### Written task:
State how many lines in the entries below contain "était". Write nothing but the number.

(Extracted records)

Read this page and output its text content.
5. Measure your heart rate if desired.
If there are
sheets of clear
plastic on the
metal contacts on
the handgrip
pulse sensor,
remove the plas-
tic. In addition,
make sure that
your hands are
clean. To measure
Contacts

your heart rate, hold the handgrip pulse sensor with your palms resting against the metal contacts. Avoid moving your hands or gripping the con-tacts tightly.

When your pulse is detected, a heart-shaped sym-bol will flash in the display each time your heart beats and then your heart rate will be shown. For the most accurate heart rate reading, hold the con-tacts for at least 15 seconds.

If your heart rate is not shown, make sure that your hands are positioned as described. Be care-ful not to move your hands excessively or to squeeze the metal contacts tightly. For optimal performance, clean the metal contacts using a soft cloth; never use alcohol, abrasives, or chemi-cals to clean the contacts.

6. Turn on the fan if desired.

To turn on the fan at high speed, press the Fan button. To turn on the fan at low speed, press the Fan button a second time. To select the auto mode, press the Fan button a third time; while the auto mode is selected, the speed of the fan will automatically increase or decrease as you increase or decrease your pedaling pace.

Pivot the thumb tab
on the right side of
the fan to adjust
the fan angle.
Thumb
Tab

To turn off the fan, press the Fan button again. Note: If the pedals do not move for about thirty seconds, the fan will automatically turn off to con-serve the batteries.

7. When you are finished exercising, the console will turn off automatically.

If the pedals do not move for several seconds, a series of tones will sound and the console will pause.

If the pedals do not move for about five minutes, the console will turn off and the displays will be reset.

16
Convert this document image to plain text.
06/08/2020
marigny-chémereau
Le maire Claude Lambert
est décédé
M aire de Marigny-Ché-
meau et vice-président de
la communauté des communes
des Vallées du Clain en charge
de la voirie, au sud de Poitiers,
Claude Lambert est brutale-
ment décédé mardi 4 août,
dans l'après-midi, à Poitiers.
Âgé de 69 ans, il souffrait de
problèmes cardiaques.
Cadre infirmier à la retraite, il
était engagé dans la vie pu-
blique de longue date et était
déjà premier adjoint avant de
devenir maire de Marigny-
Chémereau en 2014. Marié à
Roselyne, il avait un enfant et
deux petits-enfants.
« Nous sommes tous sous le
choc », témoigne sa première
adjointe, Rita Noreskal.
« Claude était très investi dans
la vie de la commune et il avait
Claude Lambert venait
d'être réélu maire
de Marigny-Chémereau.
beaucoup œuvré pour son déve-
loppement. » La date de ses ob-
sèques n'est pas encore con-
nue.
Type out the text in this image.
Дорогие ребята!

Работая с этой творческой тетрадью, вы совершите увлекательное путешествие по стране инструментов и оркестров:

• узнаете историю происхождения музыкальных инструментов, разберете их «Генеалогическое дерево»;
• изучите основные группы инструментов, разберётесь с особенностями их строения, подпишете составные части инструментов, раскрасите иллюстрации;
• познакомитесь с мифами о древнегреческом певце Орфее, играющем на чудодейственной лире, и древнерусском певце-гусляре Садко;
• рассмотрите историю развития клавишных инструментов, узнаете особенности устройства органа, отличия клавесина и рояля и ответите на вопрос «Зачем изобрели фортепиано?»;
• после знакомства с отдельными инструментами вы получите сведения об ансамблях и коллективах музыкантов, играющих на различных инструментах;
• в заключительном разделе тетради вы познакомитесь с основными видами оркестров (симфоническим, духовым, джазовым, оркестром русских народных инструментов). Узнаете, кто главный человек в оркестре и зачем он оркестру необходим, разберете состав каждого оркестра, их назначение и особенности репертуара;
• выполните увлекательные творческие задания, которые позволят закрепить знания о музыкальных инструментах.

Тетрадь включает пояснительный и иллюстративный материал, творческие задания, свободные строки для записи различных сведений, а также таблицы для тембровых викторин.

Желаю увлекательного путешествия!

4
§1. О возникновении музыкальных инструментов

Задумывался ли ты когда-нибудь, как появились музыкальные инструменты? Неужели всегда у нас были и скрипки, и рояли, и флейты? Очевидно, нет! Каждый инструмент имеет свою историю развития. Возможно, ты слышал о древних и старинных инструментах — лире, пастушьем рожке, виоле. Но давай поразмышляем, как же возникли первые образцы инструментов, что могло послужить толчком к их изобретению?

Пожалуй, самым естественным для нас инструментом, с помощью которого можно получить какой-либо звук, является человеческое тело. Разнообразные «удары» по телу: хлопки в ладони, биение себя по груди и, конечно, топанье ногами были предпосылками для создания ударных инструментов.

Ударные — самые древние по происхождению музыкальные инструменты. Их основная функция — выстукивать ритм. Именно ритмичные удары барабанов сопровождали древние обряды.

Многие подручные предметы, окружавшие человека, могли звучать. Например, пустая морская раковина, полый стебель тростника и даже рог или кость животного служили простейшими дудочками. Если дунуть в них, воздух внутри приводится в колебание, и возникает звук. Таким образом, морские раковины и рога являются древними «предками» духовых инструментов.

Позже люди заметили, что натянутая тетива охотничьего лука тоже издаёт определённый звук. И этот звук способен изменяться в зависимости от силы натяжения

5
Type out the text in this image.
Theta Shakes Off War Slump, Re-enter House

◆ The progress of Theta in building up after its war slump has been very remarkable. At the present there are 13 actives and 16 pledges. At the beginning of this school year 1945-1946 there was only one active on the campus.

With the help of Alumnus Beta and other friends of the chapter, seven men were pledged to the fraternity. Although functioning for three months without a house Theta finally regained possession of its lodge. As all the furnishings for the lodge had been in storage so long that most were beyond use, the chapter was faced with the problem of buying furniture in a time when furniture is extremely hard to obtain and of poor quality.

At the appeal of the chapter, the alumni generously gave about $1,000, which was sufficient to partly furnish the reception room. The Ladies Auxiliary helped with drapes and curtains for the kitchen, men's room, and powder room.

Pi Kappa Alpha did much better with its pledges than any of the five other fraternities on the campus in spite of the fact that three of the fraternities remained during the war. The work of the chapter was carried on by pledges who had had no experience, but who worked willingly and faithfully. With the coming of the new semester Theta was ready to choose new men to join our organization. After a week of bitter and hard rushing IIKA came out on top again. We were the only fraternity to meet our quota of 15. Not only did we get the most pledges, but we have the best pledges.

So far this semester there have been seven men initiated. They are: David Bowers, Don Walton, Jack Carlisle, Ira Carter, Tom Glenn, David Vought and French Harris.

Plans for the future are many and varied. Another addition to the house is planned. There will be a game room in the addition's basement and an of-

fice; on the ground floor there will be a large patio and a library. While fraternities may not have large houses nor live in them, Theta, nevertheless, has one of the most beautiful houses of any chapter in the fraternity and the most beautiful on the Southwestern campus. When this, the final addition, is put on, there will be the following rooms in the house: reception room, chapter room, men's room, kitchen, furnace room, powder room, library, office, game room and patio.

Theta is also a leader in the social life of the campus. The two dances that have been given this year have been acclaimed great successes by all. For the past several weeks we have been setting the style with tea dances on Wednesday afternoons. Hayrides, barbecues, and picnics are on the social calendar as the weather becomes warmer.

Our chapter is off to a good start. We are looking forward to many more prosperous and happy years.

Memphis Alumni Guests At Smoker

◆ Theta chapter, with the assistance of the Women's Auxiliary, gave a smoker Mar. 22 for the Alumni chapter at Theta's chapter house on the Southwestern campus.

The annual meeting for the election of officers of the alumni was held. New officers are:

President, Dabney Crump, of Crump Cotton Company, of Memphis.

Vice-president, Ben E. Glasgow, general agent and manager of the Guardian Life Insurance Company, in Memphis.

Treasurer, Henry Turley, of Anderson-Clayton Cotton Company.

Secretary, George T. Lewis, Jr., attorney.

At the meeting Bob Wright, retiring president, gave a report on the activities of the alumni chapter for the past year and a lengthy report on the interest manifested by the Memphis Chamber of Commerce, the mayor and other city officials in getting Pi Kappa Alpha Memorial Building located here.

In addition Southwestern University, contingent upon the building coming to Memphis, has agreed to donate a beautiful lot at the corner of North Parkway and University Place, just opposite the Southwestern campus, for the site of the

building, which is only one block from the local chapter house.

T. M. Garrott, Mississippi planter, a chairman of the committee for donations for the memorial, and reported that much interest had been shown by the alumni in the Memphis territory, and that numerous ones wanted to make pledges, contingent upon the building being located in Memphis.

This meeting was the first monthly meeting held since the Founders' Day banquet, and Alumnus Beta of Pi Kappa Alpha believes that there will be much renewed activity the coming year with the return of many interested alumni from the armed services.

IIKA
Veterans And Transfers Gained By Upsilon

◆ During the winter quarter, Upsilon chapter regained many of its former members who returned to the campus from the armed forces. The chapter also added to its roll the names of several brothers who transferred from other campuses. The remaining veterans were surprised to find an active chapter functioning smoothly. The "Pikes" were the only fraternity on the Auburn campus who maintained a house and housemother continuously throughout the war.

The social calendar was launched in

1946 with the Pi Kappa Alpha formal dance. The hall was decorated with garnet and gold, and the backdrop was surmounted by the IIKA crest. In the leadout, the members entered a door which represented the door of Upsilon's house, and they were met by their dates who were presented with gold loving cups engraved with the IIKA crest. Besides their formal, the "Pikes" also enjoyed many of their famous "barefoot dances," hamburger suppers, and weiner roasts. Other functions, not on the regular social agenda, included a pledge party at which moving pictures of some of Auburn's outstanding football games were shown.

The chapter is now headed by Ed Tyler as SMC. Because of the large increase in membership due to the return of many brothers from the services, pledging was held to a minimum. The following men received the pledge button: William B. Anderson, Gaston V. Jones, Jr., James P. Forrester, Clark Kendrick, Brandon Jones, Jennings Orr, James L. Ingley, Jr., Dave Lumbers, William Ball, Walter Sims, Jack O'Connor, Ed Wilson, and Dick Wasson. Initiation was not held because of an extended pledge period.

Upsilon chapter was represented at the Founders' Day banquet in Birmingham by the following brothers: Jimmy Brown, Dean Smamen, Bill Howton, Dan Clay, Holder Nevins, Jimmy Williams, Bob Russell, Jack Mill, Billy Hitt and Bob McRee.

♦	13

### Exercise output:
3